§ **WHAT IS ASKED**: Quote the listing below in full and exactly as written, but omit every picture.

§ **RECORDS**:
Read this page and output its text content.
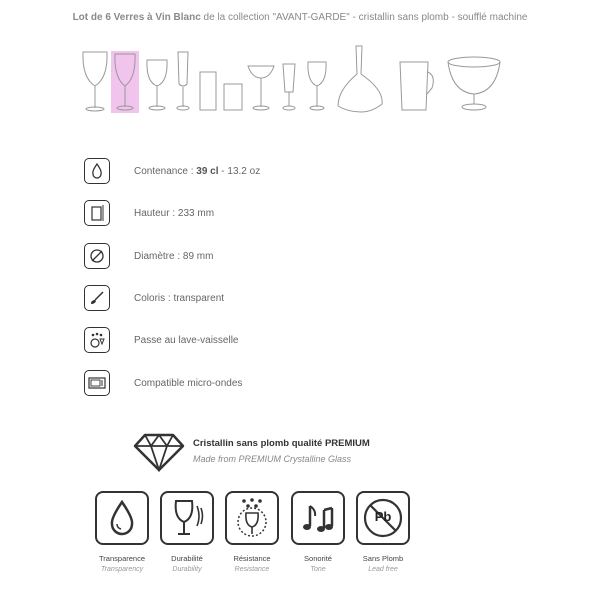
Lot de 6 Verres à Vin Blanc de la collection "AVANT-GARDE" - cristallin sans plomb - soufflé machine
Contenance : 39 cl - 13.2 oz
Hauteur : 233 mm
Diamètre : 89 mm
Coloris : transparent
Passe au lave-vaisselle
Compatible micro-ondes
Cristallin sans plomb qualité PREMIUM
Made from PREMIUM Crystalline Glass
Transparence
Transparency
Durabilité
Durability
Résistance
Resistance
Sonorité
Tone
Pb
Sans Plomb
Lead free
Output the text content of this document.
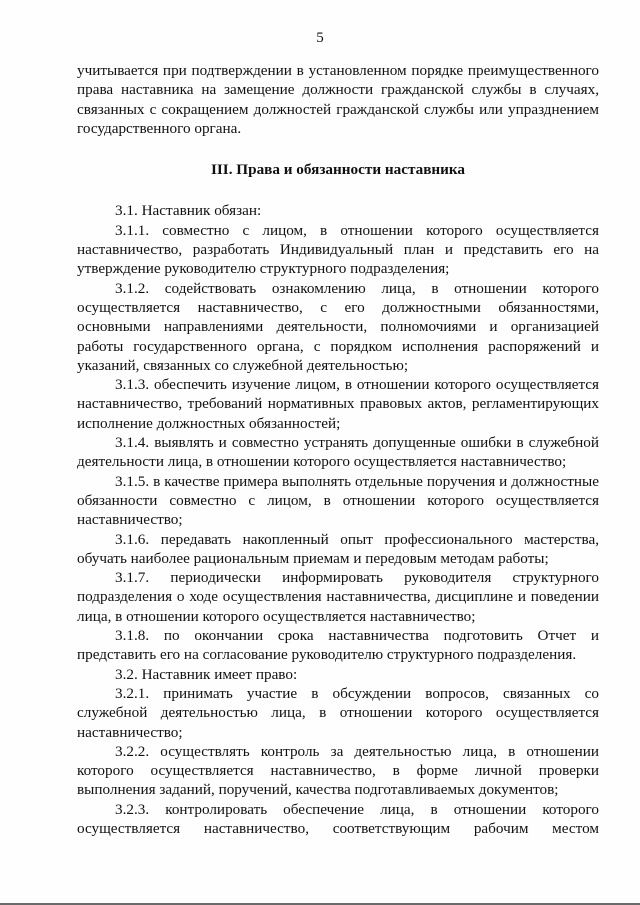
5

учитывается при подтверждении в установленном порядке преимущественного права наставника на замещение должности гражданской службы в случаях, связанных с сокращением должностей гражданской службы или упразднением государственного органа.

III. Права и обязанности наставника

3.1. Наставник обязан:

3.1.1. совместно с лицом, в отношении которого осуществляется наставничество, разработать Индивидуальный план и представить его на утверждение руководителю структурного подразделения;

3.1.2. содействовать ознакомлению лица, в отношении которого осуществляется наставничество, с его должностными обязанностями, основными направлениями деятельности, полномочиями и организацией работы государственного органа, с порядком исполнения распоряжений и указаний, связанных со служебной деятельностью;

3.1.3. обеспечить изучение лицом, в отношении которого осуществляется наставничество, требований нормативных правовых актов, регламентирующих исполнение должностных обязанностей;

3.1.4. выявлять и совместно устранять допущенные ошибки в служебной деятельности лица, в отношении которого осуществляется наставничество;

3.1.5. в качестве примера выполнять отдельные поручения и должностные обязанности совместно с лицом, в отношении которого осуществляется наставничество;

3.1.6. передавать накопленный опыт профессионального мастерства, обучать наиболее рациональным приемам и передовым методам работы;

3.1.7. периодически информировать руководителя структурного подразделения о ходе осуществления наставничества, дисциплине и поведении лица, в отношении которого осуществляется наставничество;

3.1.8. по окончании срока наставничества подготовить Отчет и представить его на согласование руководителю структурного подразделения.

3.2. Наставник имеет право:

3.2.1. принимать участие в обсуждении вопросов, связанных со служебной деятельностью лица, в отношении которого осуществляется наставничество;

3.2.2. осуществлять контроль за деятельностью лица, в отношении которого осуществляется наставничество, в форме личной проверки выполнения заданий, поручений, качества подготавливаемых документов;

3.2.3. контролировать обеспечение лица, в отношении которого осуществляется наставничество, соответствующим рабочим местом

§ **OUTPUT OF THE TASK**:
Read this page and output its text content.
Lot de 6 Verres à Vin Blanc de la collection "AVANT-GARDE" - cristallin sans plomb - soufflé machine
Contenance : 39 cl - 13.2 oz
Hauteur : 233 mm
Diamètre : 89 mm
Coloris : transparent
Passe au lave-vaisselle
Compatible micro-ondes
Cristallin sans plomb qualité PREMIUM
Made from PREMIUM Crystalline Glass
Transparence
Transparency
Durabilité
Durability
Résistance
Resistance
Sonorité
Tone
Pb
Sans Plomb
Lead free
Output the text content of this document.
5

учитывается при подтверждении в установленном порядке преимущественного права наставника на замещение должности гражданской службы в случаях, связанных с сокращением должностей гражданской службы или упразднением государственного органа.

III. Права и обязанности наставника

3.1. Наставник обязан:

3.1.1. совместно с лицом, в отношении которого осуществляется наставничество, разработать Индивидуальный план и представить его на утверждение руководителю структурного подразделения;

3.1.2. содействовать ознакомлению лица, в отношении которого осуществляется наставничество, с его должностными обязанностями, основными направлениями деятельности, полномочиями и организацией работы государственного органа, с порядком исполнения распоряжений и указаний, связанных со служебной деятельностью;

3.1.3. обеспечить изучение лицом, в отношении которого осуществляется наставничество, требований нормативных правовых актов, регламентирующих исполнение должностных обязанностей;

3.1.4. выявлять и совместно устранять допущенные ошибки в служебной деятельности лица, в отношении которого осуществляется наставничество;

3.1.5. в качестве примера выполнять отдельные поручения и должностные обязанности совместно с лицом, в отношении которого осуществляется наставничество;

3.1.6. передавать накопленный опыт профессионального мастерства, обучать наиболее рациональным приемам и передовым методам работы;

3.1.7. периодически информировать руководителя структурного подразделения о ходе осуществления наставничества, дисциплине и поведении лица, в отношении которого осуществляется наставничество;

3.1.8. по окончании срока наставничества подготовить Отчет и представить его на согласование руководителю структурного подразделения.

3.2. Наставник имеет право:

3.2.1. принимать участие в обсуждении вопросов, связанных со служебной деятельностью лица, в отношении которого осуществляется наставничество;

3.2.2. осуществлять контроль за деятельностью лица, в отношении которого осуществляется наставничество, в форме личной проверки выполнения заданий, поручений, качества подготавливаемых документов;

3.2.3. контролировать обеспечение лица, в отношении которого осуществляется наставничество, соответствующим рабочим местом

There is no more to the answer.